■ REQUIRED TASK
Reproduce every one of the following items word for word.

■ EXCERPTED DATA
※

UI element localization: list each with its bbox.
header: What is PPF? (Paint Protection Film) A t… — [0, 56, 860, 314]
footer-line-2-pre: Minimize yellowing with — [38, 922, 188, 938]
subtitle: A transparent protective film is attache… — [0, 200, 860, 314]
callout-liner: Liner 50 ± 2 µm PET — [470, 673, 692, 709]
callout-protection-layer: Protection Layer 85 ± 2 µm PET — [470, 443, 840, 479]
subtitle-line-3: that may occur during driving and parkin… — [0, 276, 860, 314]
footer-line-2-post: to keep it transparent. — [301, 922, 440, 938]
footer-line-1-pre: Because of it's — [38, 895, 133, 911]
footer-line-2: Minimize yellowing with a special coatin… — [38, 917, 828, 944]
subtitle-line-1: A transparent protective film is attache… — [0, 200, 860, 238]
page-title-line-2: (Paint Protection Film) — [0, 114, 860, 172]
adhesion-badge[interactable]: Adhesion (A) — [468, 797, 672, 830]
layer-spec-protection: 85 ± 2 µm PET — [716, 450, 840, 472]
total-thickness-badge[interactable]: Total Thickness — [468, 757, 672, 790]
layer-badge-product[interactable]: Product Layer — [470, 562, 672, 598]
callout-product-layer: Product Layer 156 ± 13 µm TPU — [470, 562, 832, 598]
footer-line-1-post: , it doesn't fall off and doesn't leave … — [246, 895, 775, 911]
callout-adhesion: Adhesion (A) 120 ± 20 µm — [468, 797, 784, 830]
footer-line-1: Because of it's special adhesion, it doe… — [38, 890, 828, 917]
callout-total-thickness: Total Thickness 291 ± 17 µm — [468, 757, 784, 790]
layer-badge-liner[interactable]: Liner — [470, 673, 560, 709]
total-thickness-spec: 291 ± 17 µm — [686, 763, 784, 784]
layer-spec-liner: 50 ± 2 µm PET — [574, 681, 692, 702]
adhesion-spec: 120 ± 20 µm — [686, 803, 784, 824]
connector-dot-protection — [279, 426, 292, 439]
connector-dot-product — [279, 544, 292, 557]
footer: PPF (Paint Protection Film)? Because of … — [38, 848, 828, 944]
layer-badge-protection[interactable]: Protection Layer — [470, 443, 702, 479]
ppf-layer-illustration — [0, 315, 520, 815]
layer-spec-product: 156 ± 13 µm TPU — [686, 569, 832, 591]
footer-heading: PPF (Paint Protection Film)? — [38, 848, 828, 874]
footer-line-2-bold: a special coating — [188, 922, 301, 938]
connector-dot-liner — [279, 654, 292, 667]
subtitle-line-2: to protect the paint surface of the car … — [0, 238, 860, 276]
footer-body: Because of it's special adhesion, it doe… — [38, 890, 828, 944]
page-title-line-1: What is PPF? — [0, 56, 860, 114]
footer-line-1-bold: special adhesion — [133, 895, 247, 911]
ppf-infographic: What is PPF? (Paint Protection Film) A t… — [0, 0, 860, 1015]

※

■ TASK ANSWER
UI element localization: list each with its bbox.
header: What is PPF? (Paint Protection Film) A t… — [0, 56, 860, 314]
footer-line-2-pre: Minimize yellowing with — [38, 922, 188, 938]
subtitle: A transparent protective film is attache… — [0, 200, 860, 314]
callout-liner: Liner 50 ± 2 µm PET — [470, 673, 692, 709]
callout-protection-layer: Protection Layer 85 ± 2 µm PET — [470, 443, 840, 479]
subtitle-line-3: that may occur during driving and parkin… — [0, 276, 860, 314]
footer-line-2-post: to keep it transparent. — [301, 922, 440, 938]
footer-line-1-pre: Because of it's — [38, 895, 133, 911]
footer-line-2: Minimize yellowing with a special coatin… — [38, 917, 828, 944]
subtitle-line-1: A transparent protective film is attache… — [0, 200, 860, 238]
page-title-line-2: (Paint Protection Film) — [0, 114, 860, 172]
adhesion-badge[interactable]: Adhesion (A) — [468, 797, 672, 830]
layer-spec-protection: 85 ± 2 µm PET — [716, 450, 840, 472]
total-thickness-badge[interactable]: Total Thickness — [468, 757, 672, 790]
layer-badge-product[interactable]: Product Layer — [470, 562, 672, 598]
callout-product-layer: Product Layer 156 ± 13 µm TPU — [470, 562, 832, 598]
footer-line-1-post: , it doesn't fall off and doesn't leave … — [246, 895, 775, 911]
callout-adhesion: Adhesion (A) 120 ± 20 µm — [468, 797, 784, 830]
footer-line-1: Because of it's special adhesion, it doe… — [38, 890, 828, 917]
callout-total-thickness: Total Thickness 291 ± 17 µm — [468, 757, 784, 790]
layer-badge-liner[interactable]: Liner — [470, 673, 560, 709]
total-thickness-spec: 291 ± 17 µm — [686, 763, 784, 784]
layer-spec-liner: 50 ± 2 µm PET — [574, 681, 692, 702]
adhesion-spec: 120 ± 20 µm — [686, 803, 784, 824]
connector-dot-protection — [279, 426, 292, 439]
connector-dot-product — [279, 544, 292, 557]
footer: PPF (Paint Protection Film)? Because of … — [38, 848, 828, 944]
layer-badge-protection[interactable]: Protection Layer — [470, 443, 702, 479]
ppf-layer-illustration — [0, 315, 520, 815]
layer-spec-product: 156 ± 13 µm TPU — [686, 569, 832, 591]
footer-heading: PPF (Paint Protection Film)? — [38, 848, 828, 874]
footer-line-2-bold: a special coating — [188, 922, 301, 938]
connector-dot-liner — [279, 654, 292, 667]
subtitle-line-2: to protect the paint surface of the car … — [0, 238, 860, 276]
footer-body: Because of it's special adhesion, it doe… — [38, 890, 828, 944]
page-title-line-1: What is PPF? — [0, 56, 860, 114]
footer-line-1-bold: special adhesion — [133, 895, 247, 911]
ppf-infographic: What is PPF? (Paint Protection Film) A t… — [0, 0, 860, 1015]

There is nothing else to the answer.